4.   NUMBER OF SHARES SUBJECT TO PLAN

     (a)  The stock to be offered under the Plan shall consist
of up to 400,000 shares of the Company's Common Stock.  If any
Option granted hereunder shall expire or terminate for any
reason without having been exercised in full, the unpurchased
shares subject thereto shall again be available for purposes
of this Plan.

5.   ELIGIBILITY AND PARTICIPATION

     (a)  The Committee shall determine the Employees to whom
Options shall be granted, the time or times at which such
Options shall be granted and the number of shares to be
subject to each Option.  An Employee who has been granted an
Option may, if he is otherwise eligible, be granted an
additional Option or Options if the Committee shall so
determine.  An Employee may be granted Incentive Options or
Non-Qualified Options or both under the Plan; provided,
however, that the grant of Incentive Options and Non-Qualified
Options to an Employee shall be the grant of separate Options
and each Incentive Option and each Non-Qualified Option shall
be specifically designated as such.

     (b)  In no event shall the aggregate fair market value
(determined as of the time the Option is granted) of the
shares with respect to which Incentive Options (granted under
the Plan and all other plans of the Company and any Subsidiary
or Parent Corporation of the Company) are exercisable for the
first time by an Optionee in any calendar year exceed
$100,000.

     (c)  In no event shall the aggregate number of shares of
the Company's Common Stock with respect to which Options may
be granted to a single Optionee during the term of the Plan
exceed 200,000 shares.

6.   PURCHASE PRICE

     The purchase price of each share covered by each Option
shall be determined by the Committee; provided, however, that
in the case of an Incentive Option such price shall not be
less than 100% of the Fair Market Value Per Share of the
Common Stock of the Company on the date the Incentive Option
is granted; and provided further that if at the time an
Incentive Option is granted, the Optionee owns or would be
considered to own by reason of Section 424(d) of the Code more
than 10% of the total combined voting power of all classes of
stock of the Company or any Subsidiary or Parent Corporation
of the Company, the purchase price of the shares covered by
such Incentive Option shall not be less than 110% of the Fair
Market Value Per Share of the Common Stock on the date the
Incentive Option is granted.

## [Material shown]

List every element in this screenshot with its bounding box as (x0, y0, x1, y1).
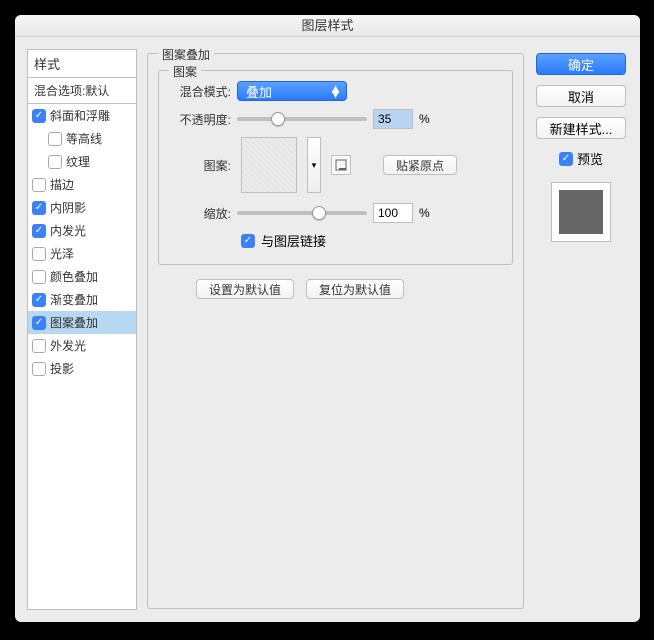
style-item[interactable]: 等高线 (28, 127, 136, 150)
section-title: 图案叠加 (158, 46, 214, 63)
style-checkbox[interactable] (32, 316, 46, 330)
blend-mode-value: 叠加 (246, 82, 272, 101)
style-item[interactable]: 外发光 (28, 334, 136, 357)
preview-swatch (559, 190, 603, 234)
style-checkbox[interactable] (32, 362, 46, 376)
blend-mode-select[interactable]: 叠加 ▲▼ (237, 81, 347, 101)
style-item-label: 外发光 (50, 337, 86, 354)
style-checkbox[interactable] (32, 201, 46, 215)
style-item[interactable]: 斜面和浮雕 (28, 104, 136, 127)
scale-slider-thumb[interactable] (312, 206, 326, 220)
percent-label: % (419, 206, 430, 220)
styles-panel: 样式 混合选项:默认 斜面和浮雕等高线纹理描边内阴影内发光光泽颜色叠加渐变叠加图… (27, 49, 137, 610)
opacity-input[interactable] (373, 109, 413, 129)
make-default-button[interactable]: 设置为默认值 (196, 279, 294, 299)
style-item[interactable]: 图案叠加 (28, 311, 136, 334)
style-checkbox[interactable] (32, 224, 46, 238)
preview-row: 预览 (559, 149, 603, 168)
dialog-window: 图层样式 样式 混合选项:默认 斜面和浮雕等高线纹理描边内阴影内发光光泽颜色叠加… (15, 15, 640, 622)
titlebar: 图层样式 (15, 15, 640, 37)
blend-options-header[interactable]: 混合选项:默认 (28, 78, 136, 104)
style-item-label: 等高线 (66, 130, 102, 147)
style-checkbox[interactable] (32, 270, 46, 284)
pattern-swatch[interactable] (241, 137, 297, 193)
styles-header[interactable]: 样式 (28, 50, 136, 78)
pattern-overlay-section: 图案叠加 图案 混合模式: 叠加 ▲▼ 不透明度: (147, 53, 524, 609)
scale-slider[interactable] (237, 211, 367, 215)
style-item[interactable]: 渐变叠加 (28, 288, 136, 311)
style-item-label: 图案叠加 (50, 314, 98, 331)
style-item-label: 颜色叠加 (50, 268, 98, 285)
pattern-row: 图案: ▾ 贴紧原点 (171, 137, 500, 193)
style-item-label: 投影 (50, 360, 74, 377)
chevron-updown-icon: ▲▼ (329, 86, 342, 96)
opacity-label: 不透明度: (171, 111, 231, 128)
style-checkbox[interactable] (32, 247, 46, 261)
style-item-label: 纹理 (66, 153, 90, 170)
link-row: 与图层链接 (241, 231, 500, 250)
ok-button[interactable]: 确定 (536, 53, 626, 75)
opacity-slider[interactable] (237, 117, 367, 121)
reset-default-button[interactable]: 复位为默认值 (306, 279, 404, 299)
preview-checkbox[interactable] (559, 152, 573, 166)
style-item-label: 光泽 (50, 245, 74, 262)
blend-mode-row: 混合模式: 叠加 ▲▼ (171, 81, 500, 101)
style-checkbox[interactable] (48, 155, 62, 169)
window-title: 图层样式 (301, 18, 353, 33)
new-style-button[interactable]: 新建样式... (536, 117, 626, 139)
pattern-dropdown-button[interactable]: ▾ (307, 137, 321, 193)
scale-label: 缩放: (171, 205, 231, 222)
style-checkbox[interactable] (48, 132, 62, 146)
preview-box (551, 182, 611, 242)
style-item[interactable]: 纹理 (28, 150, 136, 173)
style-item[interactable]: 光泽 (28, 242, 136, 265)
pattern-label: 图案: (171, 157, 231, 174)
snap-origin-button[interactable]: 贴紧原点 (383, 155, 457, 175)
style-item[interactable]: 颜色叠加 (28, 265, 136, 288)
action-panel: 确定 取消 新建样式... 预览 (534, 49, 628, 610)
new-preset-button[interactable] (331, 155, 351, 175)
scale-row: 缩放: % (171, 203, 500, 223)
defaults-buttons: 设置为默认值 复位为默认值 (196, 279, 513, 299)
main-panel: 图案叠加 图案 混合模式: 叠加 ▲▼ 不透明度: (147, 49, 524, 610)
new-preset-icon (335, 159, 347, 171)
style-item-label: 内阴影 (50, 199, 86, 216)
style-list: 斜面和浮雕等高线纹理描边内阴影内发光光泽颜色叠加渐变叠加图案叠加外发光投影 (28, 104, 136, 609)
style-item[interactable]: 内发光 (28, 219, 136, 242)
content: 样式 混合选项:默认 斜面和浮雕等高线纹理描边内阴影内发光光泽颜色叠加渐变叠加图… (15, 37, 640, 622)
style-checkbox[interactable] (32, 109, 46, 123)
link-with-layer-checkbox[interactable] (241, 234, 255, 248)
blend-mode-label: 混合模式: (171, 83, 231, 100)
preview-label: 预览 (577, 149, 603, 168)
scale-input[interactable] (373, 203, 413, 223)
style-item[interactable]: 描边 (28, 173, 136, 196)
style-checkbox[interactable] (32, 293, 46, 307)
style-item-label: 描边 (50, 176, 74, 193)
cancel-button[interactable]: 取消 (536, 85, 626, 107)
style-checkbox[interactable] (32, 178, 46, 192)
style-item[interactable]: 内阴影 (28, 196, 136, 219)
opacity-row: 不透明度: % (171, 109, 500, 129)
opacity-slider-thumb[interactable] (271, 112, 285, 126)
pattern-group: 图案 混合模式: 叠加 ▲▼ 不透明度: (158, 70, 513, 265)
style-item-label: 渐变叠加 (50, 291, 98, 308)
style-item[interactable]: 投影 (28, 357, 136, 380)
style-item-label: 斜面和浮雕 (50, 107, 110, 124)
link-with-layer-label: 与图层链接 (261, 231, 326, 250)
style-item-label: 内发光 (50, 222, 86, 239)
group-title: 图案 (169, 63, 201, 80)
percent-label: % (419, 112, 430, 126)
style-checkbox[interactable] (32, 339, 46, 353)
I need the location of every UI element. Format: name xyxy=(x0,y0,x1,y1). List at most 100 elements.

## [What to work on]
1 - According to the plan excerpt, what is the maximum aggregate number of shares of Common Stock for which Options may be granted to a single Optionee during the term of the Plan?
2 - Duplicate the plan excerpt from "The purchase price of each" up to and including "Option is granted.".
The entries play no part in this work.

## [Exercise responses]
1 - 200,000 shares.

2 -
The purchase price of each share covered by each Option
shall be determined by the Committee; provided, however, that
in the case of an Incentive Option such price shall not be
less than 100% of the Fair Market Value Per Share of the
Common Stock of the Company on the date the Incentive Option
is granted; and provided further that if at the time an
Incentive Option is granted, the Optionee owns or would be
considered to own by reason of Section 424(d) of the Code more
than 10% of the total combined voting power of all classes of
stock of the Company or any Subsidiary or Parent Corporation
of the Company, the purchase price of the shares covered by
such Incentive Option shall not be less than 110% of the Fair
Market Value Per Share of the Common Stock on the date the
Incentive Option is granted.